- [Items listed in a dataset]
* Start *
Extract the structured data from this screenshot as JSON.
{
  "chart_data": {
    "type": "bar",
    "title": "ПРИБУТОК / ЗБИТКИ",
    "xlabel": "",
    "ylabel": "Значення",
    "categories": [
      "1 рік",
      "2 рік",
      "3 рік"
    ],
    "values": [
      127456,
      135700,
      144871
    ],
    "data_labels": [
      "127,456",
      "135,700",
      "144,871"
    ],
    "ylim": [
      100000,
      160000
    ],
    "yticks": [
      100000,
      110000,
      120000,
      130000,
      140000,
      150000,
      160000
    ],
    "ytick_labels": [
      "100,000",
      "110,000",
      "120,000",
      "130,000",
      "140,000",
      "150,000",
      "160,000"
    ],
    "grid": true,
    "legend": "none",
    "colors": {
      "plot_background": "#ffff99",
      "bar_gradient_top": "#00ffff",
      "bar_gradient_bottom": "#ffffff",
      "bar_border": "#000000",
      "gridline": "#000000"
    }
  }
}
* End *
- [Your task]
From the records above, please extract every line and repeat it exactly.

- [Reply]
Extract the structured data from this screenshot as JSON.
{
  "chart_data": {
    "type": "bar",
    "title": "ПРИБУТОК / ЗБИТКИ",
    "xlabel": "",
    "ylabel": "Значення",
    "categories": [
      "1 рік",
      "2 рік",
      "3 рік"
    ],
    "values": [
      127456,
      135700,
      144871
    ],
    "data_labels": [
      "127,456",
      "135,700",
      "144,871"
    ],
    "ylim": [
      100000,
      160000
    ],
    "yticks": [
      100000,
      110000,
      120000,
      130000,
      140000,
      150000,
      160000
    ],
    "ytick_labels": [
      "100,000",
      "110,000",
      "120,000",
      "130,000",
      "140,000",
      "150,000",
      "160,000"
    ],
    "grid": true,
    "legend": "none",
    "colors": {
      "plot_background": "#ffff99",
      "bar_gradient_top": "#00ffff",
      "bar_gradient_bottom": "#ffffff",
      "bar_border": "#000000",
      "gridline": "#000000"
    }
  }
}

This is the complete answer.